Reproduce the records below exactly as they appear, omitting any pictures they contain.

» **Supplied material**
▶

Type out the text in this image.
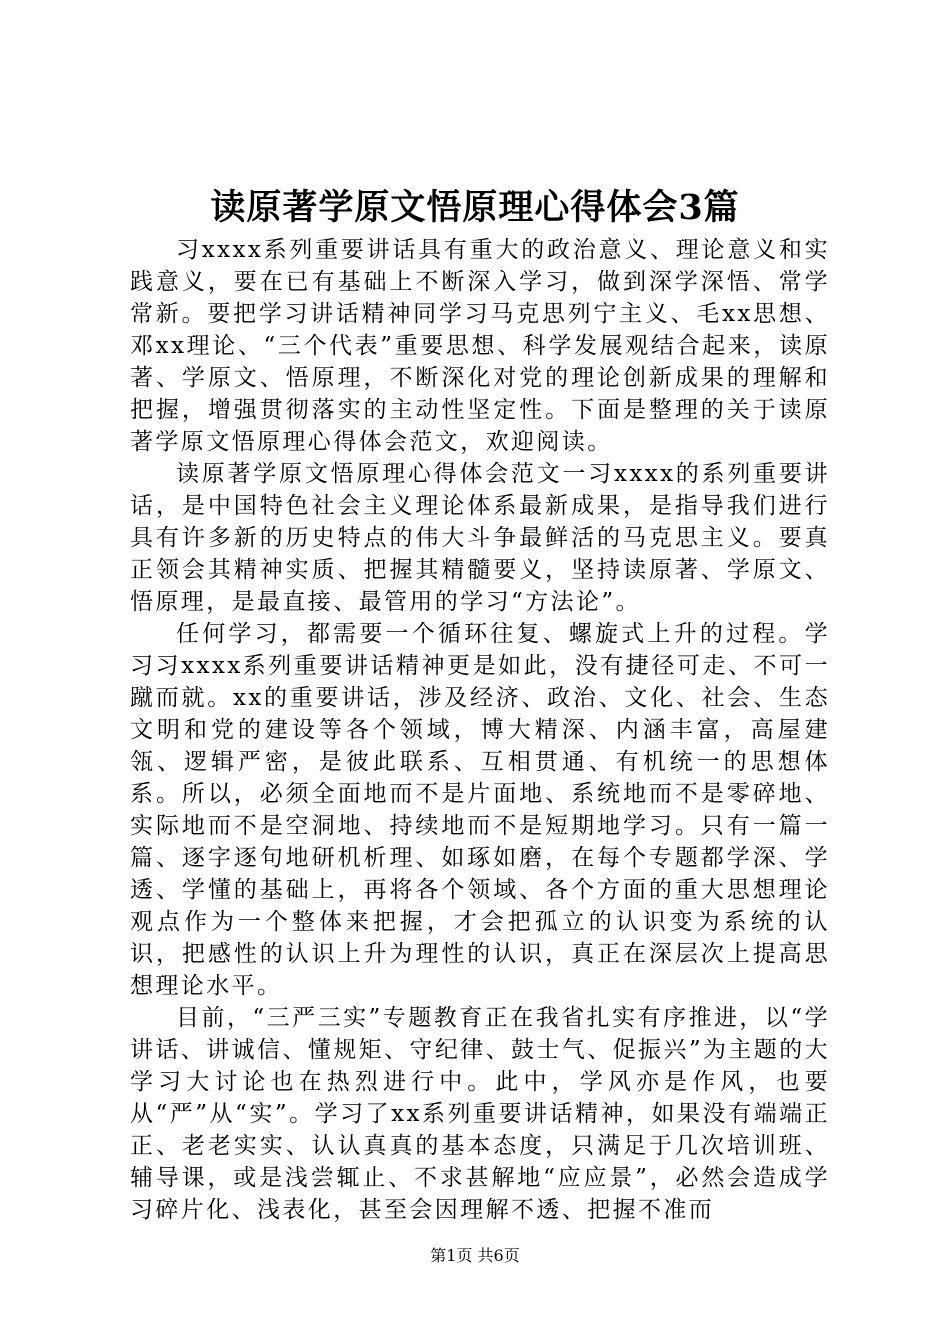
读原著学原文悟原理心得体会3篇

习xxxx系列重要讲话具有重大的政治意义、理论意义和实践意义，要在已有基础上不断深入学习，做到深学深悟、常学常新。要把学习讲话精神同学习马克思列宁主义、毛xx思想、邓xx理论、“三个代表”重要思想、科学发展观结合起来，读原著、学原文、悟原理，不断深化对党的理论创新成果的理解和把握，增强贯彻落实的主动性坚定性。下面是整理的关于读原著学原文悟原理心得体会范文，欢迎阅读。

读原著学原文悟原理心得体会范文一习xxxx的系列重要讲话，是中国特色社会主义理论体系最新成果，是指导我们进行具有许多新的历史特点的伟大斗争最鲜活的马克思主义。要真正领会其精神实质、把握其精髓要义，坚持读原著、学原文、悟原理，是最直接、最管用的学习“方法论”。

任何学习，都需要一个循环往复、螺旋式上升的过程。学习习xxxx系列重要讲话精神更是如此，没有捷径可走、不可一蹴而就。xx的重要讲话，涉及经济、政治、文化、社会、生态文明和党的建设等各个领域，博大精深、内涵丰富，高屋建瓴、逻辑严密，是彼此联系、互相贯通、有机统一的思想体系。所以，必须全面地而不是片面地、系统地而不是零碎地、实际地而不是空洞地、持续地而不是短期地学习。只有一篇一篇、逐字逐句地研机析理、如琢如磨，在每个专题都学深、学透、学懂的基础上，再将各个领域、各个方面的重大思想理论观点作为一个整体来把握，才会把孤立的认识变为系统的认识，把感性的认识上升为理性的认识，真正在深层次上提高思想理论水平。

目前，“三严三实”专题教育正在我省扎实有序推进，以“学讲话、讲诚信、懂规矩、守纪律、鼓士气、促振兴”为主题的大学习大讨论也在热烈进行中。此中，学风亦是作风，也要从“严”从“实”。学习了xx系列重要讲话精神，如果没有端端正正、老老实实、认认真真的基本态度，只满足于几次培训班、辅导课，或是浅尝辄止、不求甚解地“应应景”，必然会造成学习碎片化、浅表化，甚至会因理解不透、把握不准而

第1页 共6页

◀

» **Full answer**
Type out the text in this image.
读原著学原文悟原理心得体会3篇

习xxxx系列重要讲话具有重大的政治意义、理论意义和实践意义，要在已有基础上不断深入学习，做到深学深悟、常学常新。要把学习讲话精神同学习马克思列宁主义、毛xx思想、邓xx理论、“三个代表”重要思想、科学发展观结合起来，读原著、学原文、悟原理，不断深化对党的理论创新成果的理解和把握，增强贯彻落实的主动性坚定性。下面是整理的关于读原著学原文悟原理心得体会范文，欢迎阅读。

读原著学原文悟原理心得体会范文一习xxxx的系列重要讲话，是中国特色社会主义理论体系最新成果，是指导我们进行具有许多新的历史特点的伟大斗争最鲜活的马克思主义。要真正领会其精神实质、把握其精髓要义，坚持读原著、学原文、悟原理，是最直接、最管用的学习“方法论”。

任何学习，都需要一个循环往复、螺旋式上升的过程。学习习xxxx系列重要讲话精神更是如此，没有捷径可走、不可一蹴而就。xx的重要讲话，涉及经济、政治、文化、社会、生态文明和党的建设等各个领域，博大精深、内涵丰富，高屋建瓴、逻辑严密，是彼此联系、互相贯通、有机统一的思想体系。所以，必须全面地而不是片面地、系统地而不是零碎地、实际地而不是空洞地、持续地而不是短期地学习。只有一篇一篇、逐字逐句地研机析理、如琢如磨，在每个专题都学深、学透、学懂的基础上，再将各个领域、各个方面的重大思想理论观点作为一个整体来把握，才会把孤立的认识变为系统的认识，把感性的认识上升为理性的认识，真正在深层次上提高思想理论水平。

目前，“三严三实”专题教育正在我省扎实有序推进，以“学讲话、讲诚信、懂规矩、守纪律、鼓士气、促振兴”为主题的大学习大讨论也在热烈进行中。此中，学风亦是作风，也要从“严”从“实”。学习了xx系列重要讲话精神，如果没有端端正正、老老实实、认认真真的基本态度，只满足于几次培训班、辅导课，或是浅尝辄止、不求甚解地“应应景”，必然会造成学习碎片化、浅表化，甚至会因理解不透、把握不准而

第1页 共6页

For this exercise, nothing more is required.